*Data shown:*
------------------------------------------------

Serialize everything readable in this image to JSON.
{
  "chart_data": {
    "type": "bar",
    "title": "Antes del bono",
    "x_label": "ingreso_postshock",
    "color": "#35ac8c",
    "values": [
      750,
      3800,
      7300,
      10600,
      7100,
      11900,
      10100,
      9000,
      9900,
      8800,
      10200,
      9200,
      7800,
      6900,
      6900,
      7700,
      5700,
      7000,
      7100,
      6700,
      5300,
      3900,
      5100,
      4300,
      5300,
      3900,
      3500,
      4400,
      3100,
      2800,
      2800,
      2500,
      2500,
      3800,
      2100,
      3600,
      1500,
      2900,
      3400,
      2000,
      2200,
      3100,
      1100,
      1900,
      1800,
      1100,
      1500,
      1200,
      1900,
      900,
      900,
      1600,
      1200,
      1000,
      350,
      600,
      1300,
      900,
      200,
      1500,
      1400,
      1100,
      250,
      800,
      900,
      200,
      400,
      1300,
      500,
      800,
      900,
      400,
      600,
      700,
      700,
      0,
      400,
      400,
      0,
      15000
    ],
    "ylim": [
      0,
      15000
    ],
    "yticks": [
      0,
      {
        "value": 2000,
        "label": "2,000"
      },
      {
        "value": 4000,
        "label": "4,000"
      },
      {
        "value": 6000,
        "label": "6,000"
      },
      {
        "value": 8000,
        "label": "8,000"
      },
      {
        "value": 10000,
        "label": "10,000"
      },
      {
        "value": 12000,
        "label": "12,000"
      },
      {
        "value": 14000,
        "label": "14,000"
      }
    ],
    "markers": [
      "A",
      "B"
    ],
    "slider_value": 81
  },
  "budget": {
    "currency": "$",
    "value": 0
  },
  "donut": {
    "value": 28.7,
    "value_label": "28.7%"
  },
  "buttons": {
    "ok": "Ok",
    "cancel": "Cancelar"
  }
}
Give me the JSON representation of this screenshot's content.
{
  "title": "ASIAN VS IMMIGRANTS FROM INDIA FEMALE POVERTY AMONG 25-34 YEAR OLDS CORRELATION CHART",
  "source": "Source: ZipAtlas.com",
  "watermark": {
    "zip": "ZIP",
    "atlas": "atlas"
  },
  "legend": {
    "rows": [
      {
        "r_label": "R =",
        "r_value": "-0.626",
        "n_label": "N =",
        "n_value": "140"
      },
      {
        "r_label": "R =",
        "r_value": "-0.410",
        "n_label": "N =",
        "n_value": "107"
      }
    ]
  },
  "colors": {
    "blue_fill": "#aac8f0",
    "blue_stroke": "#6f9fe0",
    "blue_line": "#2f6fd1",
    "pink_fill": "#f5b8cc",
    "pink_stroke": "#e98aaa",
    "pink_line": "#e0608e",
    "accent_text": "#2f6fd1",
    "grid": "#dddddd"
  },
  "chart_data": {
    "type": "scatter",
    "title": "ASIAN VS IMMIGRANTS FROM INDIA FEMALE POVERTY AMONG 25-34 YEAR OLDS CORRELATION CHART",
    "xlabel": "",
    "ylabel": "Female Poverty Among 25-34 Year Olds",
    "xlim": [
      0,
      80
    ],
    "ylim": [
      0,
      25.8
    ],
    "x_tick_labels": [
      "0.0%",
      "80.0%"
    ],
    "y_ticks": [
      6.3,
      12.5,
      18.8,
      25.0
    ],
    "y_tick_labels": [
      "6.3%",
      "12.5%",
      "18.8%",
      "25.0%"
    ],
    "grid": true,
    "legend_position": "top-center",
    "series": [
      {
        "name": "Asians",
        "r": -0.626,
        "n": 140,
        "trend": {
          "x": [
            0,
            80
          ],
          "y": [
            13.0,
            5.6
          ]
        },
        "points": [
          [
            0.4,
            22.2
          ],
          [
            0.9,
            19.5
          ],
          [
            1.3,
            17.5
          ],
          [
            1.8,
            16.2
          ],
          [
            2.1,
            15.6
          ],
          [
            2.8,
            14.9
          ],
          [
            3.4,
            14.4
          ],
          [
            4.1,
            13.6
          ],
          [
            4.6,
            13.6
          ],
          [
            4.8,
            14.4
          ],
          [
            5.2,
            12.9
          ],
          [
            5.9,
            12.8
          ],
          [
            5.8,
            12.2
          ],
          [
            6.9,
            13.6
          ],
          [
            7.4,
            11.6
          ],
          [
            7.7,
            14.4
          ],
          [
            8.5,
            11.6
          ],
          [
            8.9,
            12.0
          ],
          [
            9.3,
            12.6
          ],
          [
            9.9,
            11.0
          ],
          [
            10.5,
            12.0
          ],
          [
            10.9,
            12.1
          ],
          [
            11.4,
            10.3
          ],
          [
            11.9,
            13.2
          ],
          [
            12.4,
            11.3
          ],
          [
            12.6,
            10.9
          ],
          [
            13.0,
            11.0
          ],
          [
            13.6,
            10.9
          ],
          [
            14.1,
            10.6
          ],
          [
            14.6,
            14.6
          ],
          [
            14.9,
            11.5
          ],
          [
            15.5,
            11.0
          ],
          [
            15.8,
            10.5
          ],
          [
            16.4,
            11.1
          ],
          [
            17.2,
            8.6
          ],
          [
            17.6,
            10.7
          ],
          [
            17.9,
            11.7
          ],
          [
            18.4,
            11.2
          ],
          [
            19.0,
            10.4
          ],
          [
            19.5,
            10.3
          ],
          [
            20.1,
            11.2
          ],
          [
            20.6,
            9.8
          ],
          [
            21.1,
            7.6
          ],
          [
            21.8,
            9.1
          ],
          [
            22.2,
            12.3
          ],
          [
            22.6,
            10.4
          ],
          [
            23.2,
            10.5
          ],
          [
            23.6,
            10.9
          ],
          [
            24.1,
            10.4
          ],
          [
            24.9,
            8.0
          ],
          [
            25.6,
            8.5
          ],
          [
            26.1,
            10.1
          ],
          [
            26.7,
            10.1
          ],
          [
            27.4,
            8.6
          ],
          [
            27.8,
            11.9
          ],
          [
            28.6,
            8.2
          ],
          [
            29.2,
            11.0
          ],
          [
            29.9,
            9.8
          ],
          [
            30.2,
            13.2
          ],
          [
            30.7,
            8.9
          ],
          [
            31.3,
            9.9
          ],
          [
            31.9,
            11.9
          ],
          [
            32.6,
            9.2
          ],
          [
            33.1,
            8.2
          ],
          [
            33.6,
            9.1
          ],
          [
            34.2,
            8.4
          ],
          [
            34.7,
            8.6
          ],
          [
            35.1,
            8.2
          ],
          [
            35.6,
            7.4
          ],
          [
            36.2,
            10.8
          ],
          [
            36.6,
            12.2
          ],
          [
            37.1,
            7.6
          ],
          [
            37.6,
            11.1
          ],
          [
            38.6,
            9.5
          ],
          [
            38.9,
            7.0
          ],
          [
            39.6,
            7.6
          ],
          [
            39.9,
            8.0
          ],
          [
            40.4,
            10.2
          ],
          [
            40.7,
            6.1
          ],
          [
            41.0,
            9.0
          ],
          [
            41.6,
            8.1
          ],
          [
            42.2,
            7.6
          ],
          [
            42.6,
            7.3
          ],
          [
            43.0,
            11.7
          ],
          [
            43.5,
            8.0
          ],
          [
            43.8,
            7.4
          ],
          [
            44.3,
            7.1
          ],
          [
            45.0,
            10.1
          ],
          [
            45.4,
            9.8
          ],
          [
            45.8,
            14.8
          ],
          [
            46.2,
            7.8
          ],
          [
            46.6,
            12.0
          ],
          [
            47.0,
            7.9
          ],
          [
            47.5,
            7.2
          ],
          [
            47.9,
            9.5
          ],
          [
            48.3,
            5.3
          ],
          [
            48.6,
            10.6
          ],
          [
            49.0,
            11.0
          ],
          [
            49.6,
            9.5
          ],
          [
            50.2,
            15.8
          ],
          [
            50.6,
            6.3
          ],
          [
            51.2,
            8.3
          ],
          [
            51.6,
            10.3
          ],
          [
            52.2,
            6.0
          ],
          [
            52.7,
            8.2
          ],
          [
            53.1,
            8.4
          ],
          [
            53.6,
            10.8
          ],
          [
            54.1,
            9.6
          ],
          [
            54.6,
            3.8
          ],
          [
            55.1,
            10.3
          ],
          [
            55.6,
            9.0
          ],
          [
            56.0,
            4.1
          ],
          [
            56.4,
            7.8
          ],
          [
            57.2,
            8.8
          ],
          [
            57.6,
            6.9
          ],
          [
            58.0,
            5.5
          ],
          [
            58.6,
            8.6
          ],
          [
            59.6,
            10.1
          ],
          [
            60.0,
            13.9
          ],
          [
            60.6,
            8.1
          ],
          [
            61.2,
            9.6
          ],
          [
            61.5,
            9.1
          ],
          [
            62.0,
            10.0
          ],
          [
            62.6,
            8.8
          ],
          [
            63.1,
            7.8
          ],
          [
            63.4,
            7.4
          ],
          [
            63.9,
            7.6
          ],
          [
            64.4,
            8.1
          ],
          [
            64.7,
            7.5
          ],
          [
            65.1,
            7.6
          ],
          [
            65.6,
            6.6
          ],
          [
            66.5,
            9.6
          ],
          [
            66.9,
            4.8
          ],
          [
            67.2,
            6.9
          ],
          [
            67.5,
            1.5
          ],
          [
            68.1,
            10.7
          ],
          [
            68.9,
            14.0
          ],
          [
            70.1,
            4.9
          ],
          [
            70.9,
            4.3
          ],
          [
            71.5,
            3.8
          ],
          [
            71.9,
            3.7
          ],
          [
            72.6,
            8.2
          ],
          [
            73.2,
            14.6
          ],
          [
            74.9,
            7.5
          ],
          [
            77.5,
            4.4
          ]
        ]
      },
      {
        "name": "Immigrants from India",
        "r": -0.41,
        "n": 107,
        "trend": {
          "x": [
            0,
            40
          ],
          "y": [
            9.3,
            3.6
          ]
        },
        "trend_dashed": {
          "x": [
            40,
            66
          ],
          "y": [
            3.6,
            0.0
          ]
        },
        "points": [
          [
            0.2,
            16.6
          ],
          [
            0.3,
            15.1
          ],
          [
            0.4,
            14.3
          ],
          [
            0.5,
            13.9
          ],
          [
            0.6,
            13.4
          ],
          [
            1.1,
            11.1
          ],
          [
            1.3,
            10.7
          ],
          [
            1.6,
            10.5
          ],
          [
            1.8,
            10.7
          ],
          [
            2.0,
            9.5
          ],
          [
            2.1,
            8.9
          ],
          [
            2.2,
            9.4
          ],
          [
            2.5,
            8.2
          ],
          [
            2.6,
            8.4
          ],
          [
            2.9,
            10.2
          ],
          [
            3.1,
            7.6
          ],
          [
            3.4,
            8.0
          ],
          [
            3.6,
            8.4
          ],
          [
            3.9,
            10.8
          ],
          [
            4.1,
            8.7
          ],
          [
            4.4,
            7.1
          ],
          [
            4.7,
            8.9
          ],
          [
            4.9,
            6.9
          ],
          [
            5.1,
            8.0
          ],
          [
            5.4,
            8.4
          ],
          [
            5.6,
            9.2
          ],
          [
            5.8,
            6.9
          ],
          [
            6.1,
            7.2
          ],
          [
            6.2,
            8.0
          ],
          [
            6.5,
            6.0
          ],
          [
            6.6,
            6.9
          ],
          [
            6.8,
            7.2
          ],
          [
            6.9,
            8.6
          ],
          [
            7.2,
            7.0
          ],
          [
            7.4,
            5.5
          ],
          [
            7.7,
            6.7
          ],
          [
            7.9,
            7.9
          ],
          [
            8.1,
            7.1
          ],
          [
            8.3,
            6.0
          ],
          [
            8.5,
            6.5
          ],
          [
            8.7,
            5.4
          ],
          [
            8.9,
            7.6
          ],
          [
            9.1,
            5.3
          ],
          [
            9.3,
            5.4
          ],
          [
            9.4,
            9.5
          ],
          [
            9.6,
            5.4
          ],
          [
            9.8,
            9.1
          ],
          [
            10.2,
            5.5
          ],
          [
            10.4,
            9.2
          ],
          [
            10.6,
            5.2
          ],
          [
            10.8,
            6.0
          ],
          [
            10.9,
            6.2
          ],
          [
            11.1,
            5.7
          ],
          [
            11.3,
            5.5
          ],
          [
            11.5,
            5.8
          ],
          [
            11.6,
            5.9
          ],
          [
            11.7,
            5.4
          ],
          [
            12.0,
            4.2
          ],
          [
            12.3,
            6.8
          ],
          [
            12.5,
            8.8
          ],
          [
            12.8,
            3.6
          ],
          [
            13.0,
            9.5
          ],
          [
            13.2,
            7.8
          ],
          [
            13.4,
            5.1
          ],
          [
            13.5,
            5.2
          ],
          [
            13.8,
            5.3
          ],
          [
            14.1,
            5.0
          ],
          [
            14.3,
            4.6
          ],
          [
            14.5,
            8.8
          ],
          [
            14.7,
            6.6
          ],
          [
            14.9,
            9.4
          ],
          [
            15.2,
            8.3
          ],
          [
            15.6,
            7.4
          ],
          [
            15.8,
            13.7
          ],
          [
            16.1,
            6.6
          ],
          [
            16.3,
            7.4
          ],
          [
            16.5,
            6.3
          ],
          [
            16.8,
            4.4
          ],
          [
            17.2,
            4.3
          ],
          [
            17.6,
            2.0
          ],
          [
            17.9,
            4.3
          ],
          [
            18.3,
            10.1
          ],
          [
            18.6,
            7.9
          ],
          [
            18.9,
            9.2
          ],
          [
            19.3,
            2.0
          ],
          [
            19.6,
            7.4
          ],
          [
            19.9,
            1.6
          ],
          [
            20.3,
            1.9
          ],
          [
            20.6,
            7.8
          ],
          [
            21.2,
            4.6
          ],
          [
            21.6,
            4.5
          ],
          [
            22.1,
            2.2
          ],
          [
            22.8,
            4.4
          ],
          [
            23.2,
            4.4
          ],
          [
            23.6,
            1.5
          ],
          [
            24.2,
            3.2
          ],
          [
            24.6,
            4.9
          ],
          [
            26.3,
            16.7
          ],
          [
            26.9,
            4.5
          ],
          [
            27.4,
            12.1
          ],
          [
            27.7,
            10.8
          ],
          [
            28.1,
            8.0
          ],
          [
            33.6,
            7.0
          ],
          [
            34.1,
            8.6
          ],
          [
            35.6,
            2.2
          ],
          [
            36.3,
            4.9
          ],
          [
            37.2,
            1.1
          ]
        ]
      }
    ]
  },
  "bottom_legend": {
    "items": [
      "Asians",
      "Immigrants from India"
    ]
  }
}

------------------------------------------------

*Exercise objective:* Find the lines containing "name" and pull them out.

*Response to the exercise:*
        "name": "Asians",
        "name": "Immigrants from India",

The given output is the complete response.